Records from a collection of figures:
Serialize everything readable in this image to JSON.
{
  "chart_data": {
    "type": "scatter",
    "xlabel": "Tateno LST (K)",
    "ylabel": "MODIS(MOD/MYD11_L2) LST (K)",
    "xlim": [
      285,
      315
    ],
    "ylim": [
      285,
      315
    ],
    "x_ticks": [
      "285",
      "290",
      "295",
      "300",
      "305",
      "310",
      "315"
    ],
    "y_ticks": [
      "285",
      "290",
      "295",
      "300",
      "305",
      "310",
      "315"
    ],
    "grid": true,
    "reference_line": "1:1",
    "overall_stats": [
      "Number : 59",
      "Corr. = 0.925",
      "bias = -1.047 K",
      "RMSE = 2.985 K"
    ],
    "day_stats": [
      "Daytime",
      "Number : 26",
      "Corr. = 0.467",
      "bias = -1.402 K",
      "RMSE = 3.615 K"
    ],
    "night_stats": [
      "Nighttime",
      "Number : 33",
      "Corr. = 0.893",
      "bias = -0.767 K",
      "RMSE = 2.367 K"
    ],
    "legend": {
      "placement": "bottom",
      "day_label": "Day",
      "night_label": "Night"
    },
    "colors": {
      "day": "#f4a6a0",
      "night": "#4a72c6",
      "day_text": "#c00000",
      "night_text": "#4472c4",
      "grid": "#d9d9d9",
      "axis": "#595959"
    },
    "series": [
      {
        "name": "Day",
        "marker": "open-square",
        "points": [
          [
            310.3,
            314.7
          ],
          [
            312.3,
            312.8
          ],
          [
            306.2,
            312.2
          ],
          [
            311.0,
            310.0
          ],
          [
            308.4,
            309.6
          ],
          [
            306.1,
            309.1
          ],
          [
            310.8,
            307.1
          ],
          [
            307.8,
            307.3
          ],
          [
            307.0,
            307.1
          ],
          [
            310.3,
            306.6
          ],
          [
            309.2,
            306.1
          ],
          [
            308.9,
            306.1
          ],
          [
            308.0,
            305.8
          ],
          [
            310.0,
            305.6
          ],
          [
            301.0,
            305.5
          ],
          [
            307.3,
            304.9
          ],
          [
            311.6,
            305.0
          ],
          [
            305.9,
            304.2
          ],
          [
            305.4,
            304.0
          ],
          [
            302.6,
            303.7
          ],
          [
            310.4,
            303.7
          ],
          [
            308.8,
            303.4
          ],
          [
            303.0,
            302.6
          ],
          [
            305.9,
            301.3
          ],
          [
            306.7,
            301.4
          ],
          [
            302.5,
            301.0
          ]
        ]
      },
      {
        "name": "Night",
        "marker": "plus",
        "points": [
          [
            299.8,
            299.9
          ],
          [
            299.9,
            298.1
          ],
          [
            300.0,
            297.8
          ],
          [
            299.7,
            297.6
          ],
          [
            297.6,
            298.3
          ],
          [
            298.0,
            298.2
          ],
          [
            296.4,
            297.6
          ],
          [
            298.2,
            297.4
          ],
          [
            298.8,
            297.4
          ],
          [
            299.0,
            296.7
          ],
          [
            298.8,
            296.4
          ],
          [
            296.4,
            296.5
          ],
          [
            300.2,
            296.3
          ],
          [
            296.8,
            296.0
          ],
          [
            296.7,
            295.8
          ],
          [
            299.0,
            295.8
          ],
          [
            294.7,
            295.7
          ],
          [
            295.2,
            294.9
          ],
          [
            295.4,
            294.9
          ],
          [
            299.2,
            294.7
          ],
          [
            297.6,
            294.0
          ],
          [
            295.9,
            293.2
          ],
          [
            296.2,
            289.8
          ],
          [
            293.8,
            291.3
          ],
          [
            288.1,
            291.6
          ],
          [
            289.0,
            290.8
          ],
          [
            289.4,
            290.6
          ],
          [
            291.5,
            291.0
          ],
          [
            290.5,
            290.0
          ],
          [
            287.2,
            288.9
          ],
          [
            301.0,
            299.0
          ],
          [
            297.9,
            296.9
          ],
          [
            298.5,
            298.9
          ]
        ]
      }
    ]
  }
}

• _The request_
Send back all of the entries exactly, with nothing missing.

• _Result of this exercise_
Serialize everything readable in this image to JSON.
{
  "chart_data": {
    "type": "scatter",
    "xlabel": "Tateno LST (K)",
    "ylabel": "MODIS(MOD/MYD11_L2) LST (K)",
    "xlim": [
      285,
      315
    ],
    "ylim": [
      285,
      315
    ],
    "x_ticks": [
      "285",
      "290",
      "295",
      "300",
      "305",
      "310",
      "315"
    ],
    "y_ticks": [
      "285",
      "290",
      "295",
      "300",
      "305",
      "310",
      "315"
    ],
    "grid": true,
    "reference_line": "1:1",
    "overall_stats": [
      "Number : 59",
      "Corr. = 0.925",
      "bias = -1.047 K",
      "RMSE = 2.985 K"
    ],
    "day_stats": [
      "Daytime",
      "Number : 26",
      "Corr. = 0.467",
      "bias = -1.402 K",
      "RMSE = 3.615 K"
    ],
    "night_stats": [
      "Nighttime",
      "Number : 33",
      "Corr. = 0.893",
      "bias = -0.767 K",
      "RMSE = 2.367 K"
    ],
    "legend": {
      "placement": "bottom",
      "day_label": "Day",
      "night_label": "Night"
    },
    "colors": {
      "day": "#f4a6a0",
      "night": "#4a72c6",
      "day_text": "#c00000",
      "night_text": "#4472c4",
      "grid": "#d9d9d9",
      "axis": "#595959"
    },
    "series": [
      {
        "name": "Day",
        "marker": "open-square",
        "points": [
          [
            310.3,
            314.7
          ],
          [
            312.3,
            312.8
          ],
          [
            306.2,
            312.2
          ],
          [
            311.0,
            310.0
          ],
          [
            308.4,
            309.6
          ],
          [
            306.1,
            309.1
          ],
          [
            310.8,
            307.1
          ],
          [
            307.8,
            307.3
          ],
          [
            307.0,
            307.1
          ],
          [
            310.3,
            306.6
          ],
          [
            309.2,
            306.1
          ],
          [
            308.9,
            306.1
          ],
          [
            308.0,
            305.8
          ],
          [
            310.0,
            305.6
          ],
          [
            301.0,
            305.5
          ],
          [
            307.3,
            304.9
          ],
          [
            311.6,
            305.0
          ],
          [
            305.9,
            304.2
          ],
          [
            305.4,
            304.0
          ],
          [
            302.6,
            303.7
          ],
          [
            310.4,
            303.7
          ],
          [
            308.8,
            303.4
          ],
          [
            303.0,
            302.6
          ],
          [
            305.9,
            301.3
          ],
          [
            306.7,
            301.4
          ],
          [
            302.5,
            301.0
          ]
        ]
      },
      {
        "name": "Night",
        "marker": "plus",
        "points": [
          [
            299.8,
            299.9
          ],
          [
            299.9,
            298.1
          ],
          [
            300.0,
            297.8
          ],
          [
            299.7,
            297.6
          ],
          [
            297.6,
            298.3
          ],
          [
            298.0,
            298.2
          ],
          [
            296.4,
            297.6
          ],
          [
            298.2,
            297.4
          ],
          [
            298.8,
            297.4
          ],
          [
            299.0,
            296.7
          ],
          [
            298.8,
            296.4
          ],
          [
            296.4,
            296.5
          ],
          [
            300.2,
            296.3
          ],
          [
            296.8,
            296.0
          ],
          [
            296.7,
            295.8
          ],
          [
            299.0,
            295.8
          ],
          [
            294.7,
            295.7
          ],
          [
            295.2,
            294.9
          ],
          [
            295.4,
            294.9
          ],
          [
            299.2,
            294.7
          ],
          [
            297.6,
            294.0
          ],
          [
            295.9,
            293.2
          ],
          [
            296.2,
            289.8
          ],
          [
            293.8,
            291.3
          ],
          [
            288.1,
            291.6
          ],
          [
            289.0,
            290.8
          ],
          [
            289.4,
            290.6
          ],
          [
            291.5,
            291.0
          ],
          [
            290.5,
            290.0
          ],
          [
            287.2,
            288.9
          ],
          [
            301.0,
            299.0
          ],
          [
            297.9,
            296.9
          ],
          [
            298.5,
            298.9
          ]
        ]
      }
    ]
  }
}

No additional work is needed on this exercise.